### Extract provided:
# # # # # # #
Conclusion: 56% faster, half the allocations. Now you write this up in the PR description with the benchstat output verbatim, and the reviewer can audit your claim. This is the workflow you will repeat hundreds of times in your career.

Step 6: sanity-check correctness. A faster string builder that returns the wrong value is worse than a slow correct one. Add a unit test that checks both implementations produce identical output on a range of inputs. Always pair a benchmark with a correctness test.

17. When NOT to benchmark¶

Benchmarks have a cost: writing them, reading their output, debating their meaning. They are an investment with diminishing returns. Some heuristics for when to skip:

The function is called once per process startup. Optimising it saves microseconds total. Skip.
The function is a thin wrapper over the standard library. The standard library has been benchmarked exhaustively. Skip.
The function is dominated by an external call (DB, network). You are measuring the external system, not your code. Skip; write an integration test instead.
# # # # # # #
From the benchmarking text above, write out the stretch from "17. When NOT" through "integration test instead." word for word.

(Dataset records)
# # # # # # #
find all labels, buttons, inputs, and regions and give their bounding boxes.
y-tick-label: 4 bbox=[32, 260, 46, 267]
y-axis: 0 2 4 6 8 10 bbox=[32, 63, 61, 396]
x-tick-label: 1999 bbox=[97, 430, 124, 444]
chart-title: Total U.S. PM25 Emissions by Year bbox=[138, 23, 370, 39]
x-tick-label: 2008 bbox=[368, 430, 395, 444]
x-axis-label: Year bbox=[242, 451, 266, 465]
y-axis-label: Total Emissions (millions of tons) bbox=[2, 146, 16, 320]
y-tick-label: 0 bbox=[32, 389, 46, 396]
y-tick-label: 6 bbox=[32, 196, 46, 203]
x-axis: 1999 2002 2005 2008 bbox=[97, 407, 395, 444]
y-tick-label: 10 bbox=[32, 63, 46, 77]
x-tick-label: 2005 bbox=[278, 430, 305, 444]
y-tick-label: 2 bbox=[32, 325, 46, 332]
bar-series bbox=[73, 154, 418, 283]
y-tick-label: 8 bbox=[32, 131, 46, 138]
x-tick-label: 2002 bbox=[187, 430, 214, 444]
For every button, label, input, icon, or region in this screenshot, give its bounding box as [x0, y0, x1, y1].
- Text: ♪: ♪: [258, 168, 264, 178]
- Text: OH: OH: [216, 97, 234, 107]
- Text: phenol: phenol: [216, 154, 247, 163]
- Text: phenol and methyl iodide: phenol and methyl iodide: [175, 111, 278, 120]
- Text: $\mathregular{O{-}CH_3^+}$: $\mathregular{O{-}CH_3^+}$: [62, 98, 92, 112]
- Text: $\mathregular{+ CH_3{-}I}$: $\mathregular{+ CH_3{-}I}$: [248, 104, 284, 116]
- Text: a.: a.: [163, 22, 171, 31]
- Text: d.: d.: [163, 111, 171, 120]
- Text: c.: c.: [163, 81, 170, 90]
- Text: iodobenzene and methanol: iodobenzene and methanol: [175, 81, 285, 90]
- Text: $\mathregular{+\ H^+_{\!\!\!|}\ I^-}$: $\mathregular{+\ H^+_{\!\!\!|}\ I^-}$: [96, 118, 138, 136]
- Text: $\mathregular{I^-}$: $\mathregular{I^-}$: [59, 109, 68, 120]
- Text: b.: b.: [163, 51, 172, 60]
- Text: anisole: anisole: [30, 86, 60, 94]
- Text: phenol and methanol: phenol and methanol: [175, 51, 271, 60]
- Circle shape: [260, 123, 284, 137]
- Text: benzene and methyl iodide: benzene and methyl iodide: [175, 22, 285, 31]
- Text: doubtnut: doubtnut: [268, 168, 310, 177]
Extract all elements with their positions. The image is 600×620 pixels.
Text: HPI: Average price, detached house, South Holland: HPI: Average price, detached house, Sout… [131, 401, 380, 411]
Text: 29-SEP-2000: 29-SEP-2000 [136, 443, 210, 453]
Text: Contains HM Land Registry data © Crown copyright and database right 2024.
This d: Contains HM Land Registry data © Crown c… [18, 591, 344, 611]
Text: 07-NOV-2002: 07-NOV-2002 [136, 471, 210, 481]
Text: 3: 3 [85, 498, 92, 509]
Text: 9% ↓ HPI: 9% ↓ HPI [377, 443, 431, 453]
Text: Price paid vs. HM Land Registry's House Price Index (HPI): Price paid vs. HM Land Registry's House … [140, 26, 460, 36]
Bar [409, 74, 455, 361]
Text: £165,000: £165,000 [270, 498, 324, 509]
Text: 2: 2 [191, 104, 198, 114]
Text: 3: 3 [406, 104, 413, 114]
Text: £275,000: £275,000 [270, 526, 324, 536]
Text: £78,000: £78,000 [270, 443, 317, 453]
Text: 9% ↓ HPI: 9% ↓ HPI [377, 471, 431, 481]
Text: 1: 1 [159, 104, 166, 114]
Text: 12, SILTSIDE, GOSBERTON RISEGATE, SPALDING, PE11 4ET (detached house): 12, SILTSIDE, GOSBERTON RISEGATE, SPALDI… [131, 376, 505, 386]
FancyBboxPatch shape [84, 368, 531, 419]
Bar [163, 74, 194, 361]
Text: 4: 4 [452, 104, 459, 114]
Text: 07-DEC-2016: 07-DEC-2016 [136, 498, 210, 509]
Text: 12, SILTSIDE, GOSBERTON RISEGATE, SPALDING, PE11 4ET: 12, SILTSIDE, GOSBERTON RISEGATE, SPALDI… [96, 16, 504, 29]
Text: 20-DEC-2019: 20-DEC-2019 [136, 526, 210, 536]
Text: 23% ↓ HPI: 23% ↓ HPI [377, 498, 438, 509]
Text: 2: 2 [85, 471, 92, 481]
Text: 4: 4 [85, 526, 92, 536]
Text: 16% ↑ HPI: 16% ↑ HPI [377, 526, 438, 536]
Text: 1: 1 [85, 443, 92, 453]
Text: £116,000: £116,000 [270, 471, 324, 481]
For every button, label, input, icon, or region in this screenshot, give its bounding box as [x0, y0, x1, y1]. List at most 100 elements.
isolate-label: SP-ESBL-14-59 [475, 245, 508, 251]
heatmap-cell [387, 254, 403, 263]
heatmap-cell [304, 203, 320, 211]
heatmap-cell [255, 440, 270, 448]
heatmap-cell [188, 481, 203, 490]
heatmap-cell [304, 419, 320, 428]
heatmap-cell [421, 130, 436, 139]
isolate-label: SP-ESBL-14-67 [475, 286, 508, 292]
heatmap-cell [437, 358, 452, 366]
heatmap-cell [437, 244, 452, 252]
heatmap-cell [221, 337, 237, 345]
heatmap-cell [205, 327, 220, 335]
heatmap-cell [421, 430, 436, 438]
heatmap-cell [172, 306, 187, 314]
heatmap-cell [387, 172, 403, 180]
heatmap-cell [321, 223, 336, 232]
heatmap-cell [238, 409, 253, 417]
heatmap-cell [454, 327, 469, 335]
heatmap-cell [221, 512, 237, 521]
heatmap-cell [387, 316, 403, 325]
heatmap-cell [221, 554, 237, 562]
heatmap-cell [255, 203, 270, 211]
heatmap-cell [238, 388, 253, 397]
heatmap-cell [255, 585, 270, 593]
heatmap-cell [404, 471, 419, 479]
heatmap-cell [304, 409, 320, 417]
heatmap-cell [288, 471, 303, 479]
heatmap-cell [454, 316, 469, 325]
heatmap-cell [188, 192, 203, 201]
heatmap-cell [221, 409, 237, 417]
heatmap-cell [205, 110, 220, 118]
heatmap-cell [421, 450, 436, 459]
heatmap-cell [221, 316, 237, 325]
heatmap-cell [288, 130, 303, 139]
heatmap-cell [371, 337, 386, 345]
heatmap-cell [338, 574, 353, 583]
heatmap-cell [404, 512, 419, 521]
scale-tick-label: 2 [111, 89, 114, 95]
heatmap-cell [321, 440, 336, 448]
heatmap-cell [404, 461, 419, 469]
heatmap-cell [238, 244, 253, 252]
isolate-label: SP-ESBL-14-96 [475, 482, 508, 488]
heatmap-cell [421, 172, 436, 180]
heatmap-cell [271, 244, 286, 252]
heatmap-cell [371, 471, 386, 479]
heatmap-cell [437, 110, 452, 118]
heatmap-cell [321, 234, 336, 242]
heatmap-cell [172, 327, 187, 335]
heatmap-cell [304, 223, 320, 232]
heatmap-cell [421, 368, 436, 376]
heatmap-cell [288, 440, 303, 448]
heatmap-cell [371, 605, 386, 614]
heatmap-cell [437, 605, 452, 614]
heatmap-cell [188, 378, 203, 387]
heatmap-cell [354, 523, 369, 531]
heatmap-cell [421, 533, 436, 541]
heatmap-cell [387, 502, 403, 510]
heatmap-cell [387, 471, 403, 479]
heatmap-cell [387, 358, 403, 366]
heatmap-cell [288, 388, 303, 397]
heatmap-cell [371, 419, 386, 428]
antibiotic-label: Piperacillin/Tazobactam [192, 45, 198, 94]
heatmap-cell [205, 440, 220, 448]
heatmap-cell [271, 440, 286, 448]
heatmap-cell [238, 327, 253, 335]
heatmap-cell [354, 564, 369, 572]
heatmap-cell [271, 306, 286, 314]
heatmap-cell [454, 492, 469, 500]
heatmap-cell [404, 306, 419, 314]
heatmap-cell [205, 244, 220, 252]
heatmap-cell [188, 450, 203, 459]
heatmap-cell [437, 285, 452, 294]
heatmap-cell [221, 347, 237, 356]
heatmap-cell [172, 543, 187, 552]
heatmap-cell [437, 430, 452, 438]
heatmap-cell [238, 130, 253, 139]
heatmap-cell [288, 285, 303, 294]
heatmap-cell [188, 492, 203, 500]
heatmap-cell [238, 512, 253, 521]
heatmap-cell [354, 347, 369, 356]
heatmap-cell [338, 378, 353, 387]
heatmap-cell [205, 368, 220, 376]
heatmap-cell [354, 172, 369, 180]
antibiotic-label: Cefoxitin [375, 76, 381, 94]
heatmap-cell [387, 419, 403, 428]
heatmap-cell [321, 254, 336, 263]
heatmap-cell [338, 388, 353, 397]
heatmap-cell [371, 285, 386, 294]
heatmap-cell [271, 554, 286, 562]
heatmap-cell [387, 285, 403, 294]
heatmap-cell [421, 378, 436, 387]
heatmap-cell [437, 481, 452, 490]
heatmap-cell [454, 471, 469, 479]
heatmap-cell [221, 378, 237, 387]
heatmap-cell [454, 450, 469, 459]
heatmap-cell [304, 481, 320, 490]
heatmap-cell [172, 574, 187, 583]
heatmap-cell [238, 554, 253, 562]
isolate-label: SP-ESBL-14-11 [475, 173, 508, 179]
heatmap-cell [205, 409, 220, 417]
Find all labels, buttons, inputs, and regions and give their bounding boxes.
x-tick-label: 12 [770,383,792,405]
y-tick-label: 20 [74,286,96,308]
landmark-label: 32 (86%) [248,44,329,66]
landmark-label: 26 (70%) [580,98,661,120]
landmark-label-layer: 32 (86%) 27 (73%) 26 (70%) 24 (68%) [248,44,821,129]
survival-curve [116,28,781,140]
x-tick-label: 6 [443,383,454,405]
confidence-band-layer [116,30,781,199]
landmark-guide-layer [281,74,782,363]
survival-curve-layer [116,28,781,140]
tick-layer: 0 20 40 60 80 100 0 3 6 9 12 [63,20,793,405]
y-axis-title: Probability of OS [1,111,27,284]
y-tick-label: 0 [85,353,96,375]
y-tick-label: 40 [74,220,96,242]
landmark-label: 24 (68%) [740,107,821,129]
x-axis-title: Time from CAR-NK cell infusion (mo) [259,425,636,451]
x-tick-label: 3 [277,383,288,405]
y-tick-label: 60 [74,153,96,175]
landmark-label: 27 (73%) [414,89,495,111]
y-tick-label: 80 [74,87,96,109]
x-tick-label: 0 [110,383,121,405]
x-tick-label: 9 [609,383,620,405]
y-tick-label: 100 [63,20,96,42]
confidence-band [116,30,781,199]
# # # # # # #
### Solution for this exercise:
17. When NOT to benchmark¶

Benchmarks have a cost: writing them, reading their output, debating their meaning. They are an investment with diminishing returns. Some heuristics for when to skip:

The function is called once per process startup. Optimising it saves microseconds total. Skip.
The function is a thin wrapper over the standard library. The standard library has been benchmarked exhaustively. Skip.
The function is dominated by an external call (DB, network). You are measuring the external system, not your code. Skip; write an integration test instead.